** START INFORMATION PROVIDED **

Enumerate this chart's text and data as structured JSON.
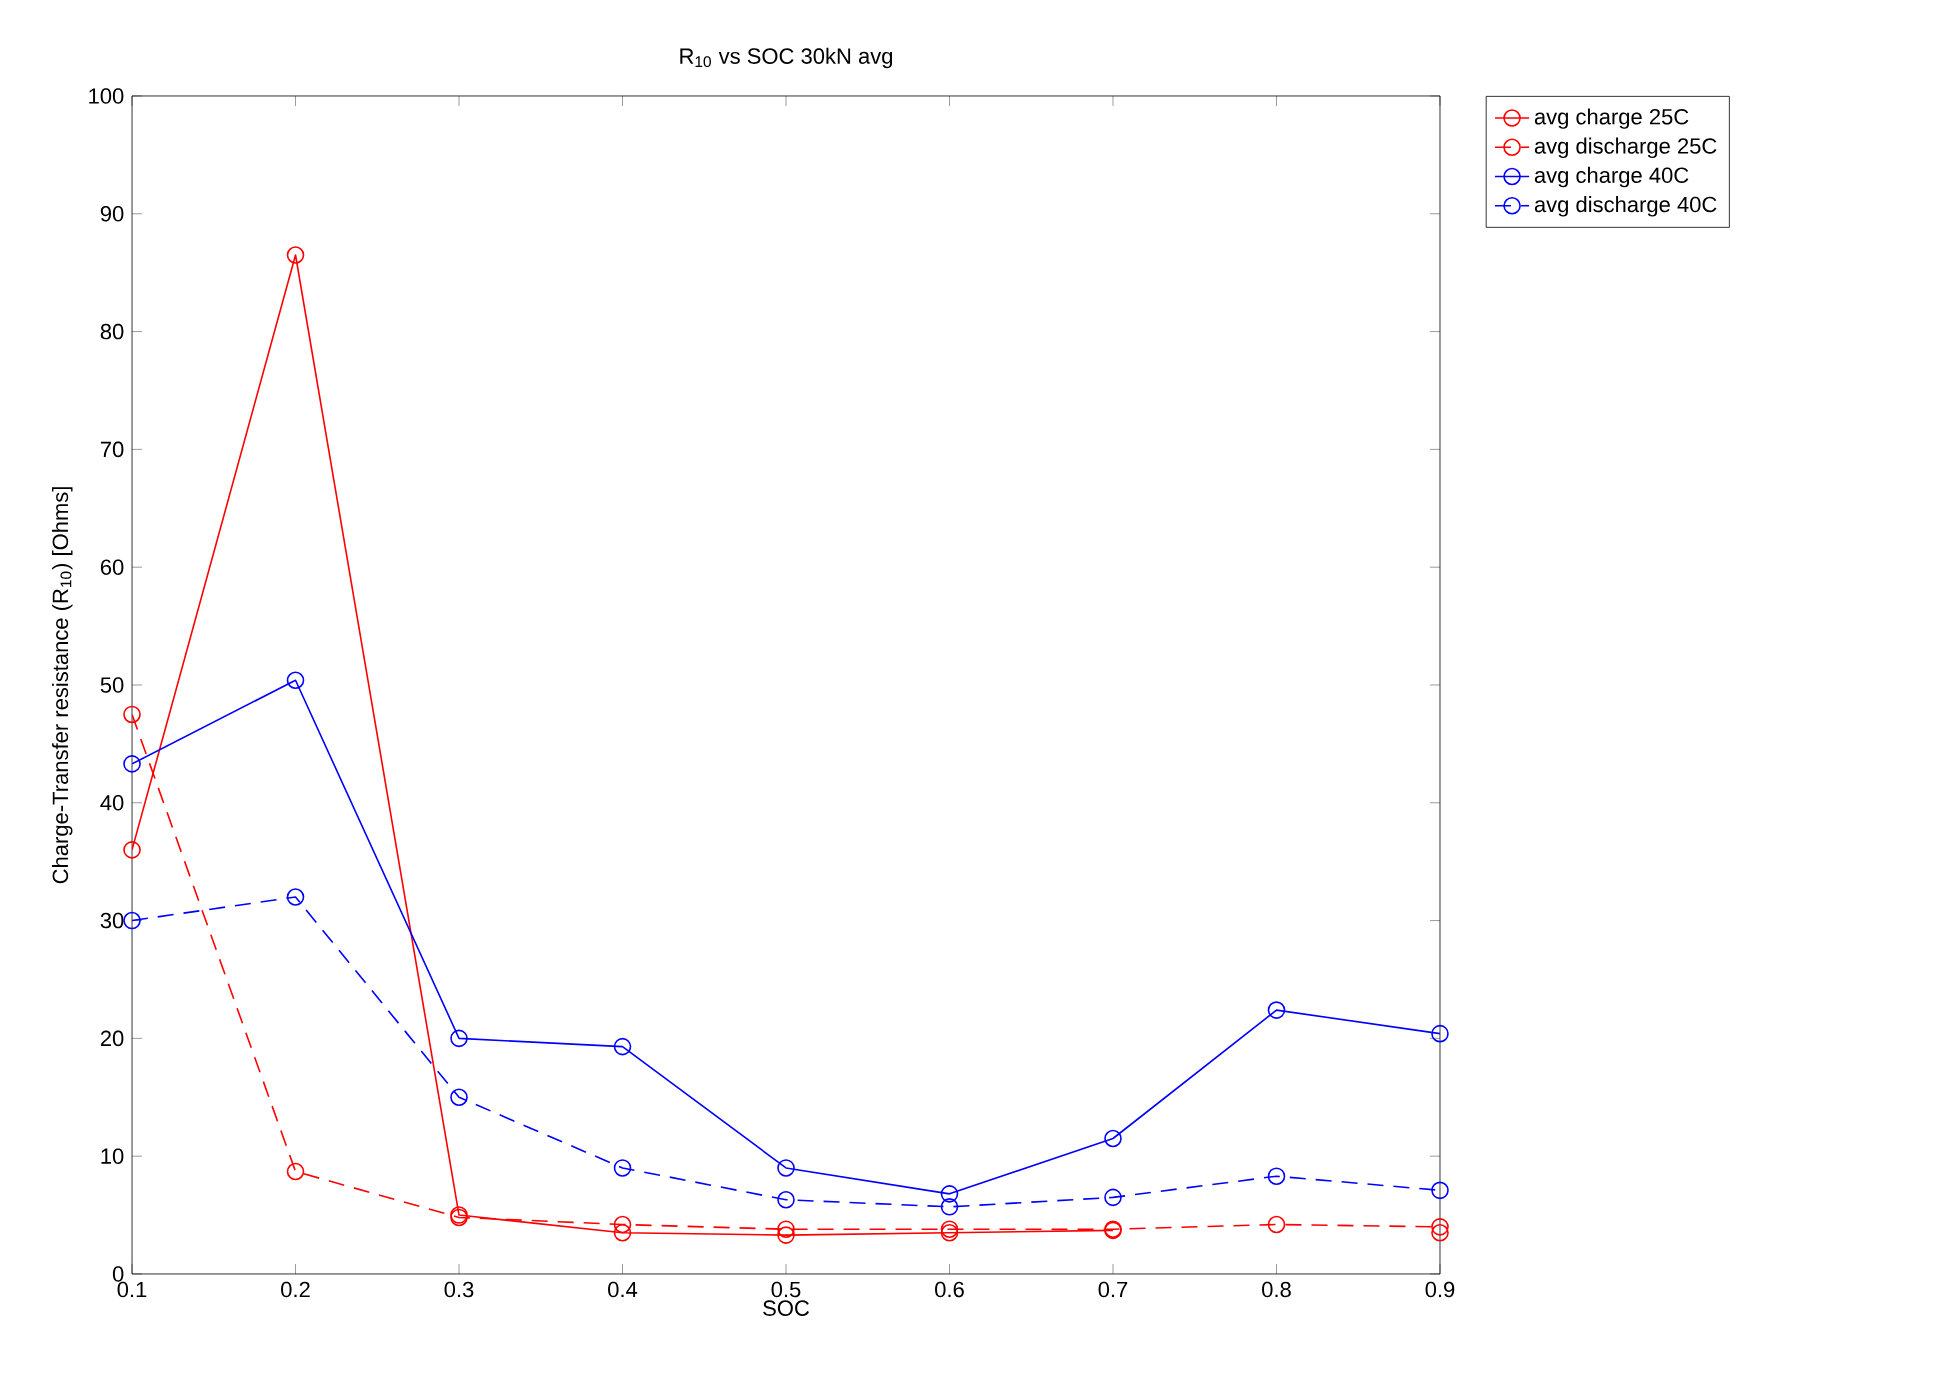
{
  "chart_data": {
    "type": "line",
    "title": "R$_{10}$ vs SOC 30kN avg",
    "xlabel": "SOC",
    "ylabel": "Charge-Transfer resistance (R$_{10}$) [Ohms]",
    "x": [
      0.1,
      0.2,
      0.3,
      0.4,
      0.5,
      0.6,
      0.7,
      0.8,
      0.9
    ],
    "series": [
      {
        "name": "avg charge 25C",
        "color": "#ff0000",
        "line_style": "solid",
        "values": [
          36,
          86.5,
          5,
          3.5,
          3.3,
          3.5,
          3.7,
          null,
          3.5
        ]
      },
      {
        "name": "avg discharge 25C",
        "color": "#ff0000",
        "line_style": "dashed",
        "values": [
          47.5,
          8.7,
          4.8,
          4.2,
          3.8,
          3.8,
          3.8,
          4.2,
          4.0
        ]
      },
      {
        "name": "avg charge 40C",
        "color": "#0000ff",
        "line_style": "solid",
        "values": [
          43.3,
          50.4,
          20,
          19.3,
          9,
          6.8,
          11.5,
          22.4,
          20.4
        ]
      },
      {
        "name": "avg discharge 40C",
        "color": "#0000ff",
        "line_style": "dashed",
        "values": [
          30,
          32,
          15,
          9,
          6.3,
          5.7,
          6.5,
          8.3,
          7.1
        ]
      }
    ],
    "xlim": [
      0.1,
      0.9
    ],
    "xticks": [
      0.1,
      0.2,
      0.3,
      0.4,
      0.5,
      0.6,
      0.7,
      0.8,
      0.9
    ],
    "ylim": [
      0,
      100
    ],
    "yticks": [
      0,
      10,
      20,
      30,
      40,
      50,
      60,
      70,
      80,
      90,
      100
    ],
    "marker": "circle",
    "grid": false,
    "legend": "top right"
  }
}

** END INFORMATION PROVIDED **
** START INFORMATION PROVIDED **

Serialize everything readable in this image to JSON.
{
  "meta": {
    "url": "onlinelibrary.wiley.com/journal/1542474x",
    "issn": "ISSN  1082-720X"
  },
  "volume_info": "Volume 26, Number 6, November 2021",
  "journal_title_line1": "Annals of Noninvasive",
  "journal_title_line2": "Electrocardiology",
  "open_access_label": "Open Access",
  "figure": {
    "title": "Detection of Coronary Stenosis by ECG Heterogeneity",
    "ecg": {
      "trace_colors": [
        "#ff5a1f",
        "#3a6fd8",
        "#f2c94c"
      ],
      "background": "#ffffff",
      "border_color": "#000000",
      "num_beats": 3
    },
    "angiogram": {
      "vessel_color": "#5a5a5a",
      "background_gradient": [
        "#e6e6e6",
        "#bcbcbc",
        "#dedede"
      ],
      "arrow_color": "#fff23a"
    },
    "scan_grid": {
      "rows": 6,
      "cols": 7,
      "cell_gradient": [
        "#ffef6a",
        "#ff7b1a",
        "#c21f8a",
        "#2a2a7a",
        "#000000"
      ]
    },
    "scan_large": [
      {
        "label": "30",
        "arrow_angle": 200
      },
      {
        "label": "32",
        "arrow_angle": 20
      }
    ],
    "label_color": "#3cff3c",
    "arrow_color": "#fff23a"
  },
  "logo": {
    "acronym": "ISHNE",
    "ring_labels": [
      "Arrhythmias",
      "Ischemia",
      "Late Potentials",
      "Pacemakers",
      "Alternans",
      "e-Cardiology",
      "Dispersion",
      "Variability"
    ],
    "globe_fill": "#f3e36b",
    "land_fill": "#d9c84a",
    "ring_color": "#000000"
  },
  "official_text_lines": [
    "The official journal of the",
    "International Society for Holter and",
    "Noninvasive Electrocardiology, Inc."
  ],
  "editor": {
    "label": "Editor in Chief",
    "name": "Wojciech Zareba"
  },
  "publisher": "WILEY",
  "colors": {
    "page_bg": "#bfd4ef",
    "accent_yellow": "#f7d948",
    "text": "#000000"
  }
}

** END INFORMATION PROVIDED **

◆ **EXERCISE DETAILS**
Search the listing for the string "Noninvasive". Copy each line where it turns up.

◆ **THE ANSWER**
  "journal_title_line1": "Annals of Noninvasive",
    "Noninvasive Electrocardiology, Inc."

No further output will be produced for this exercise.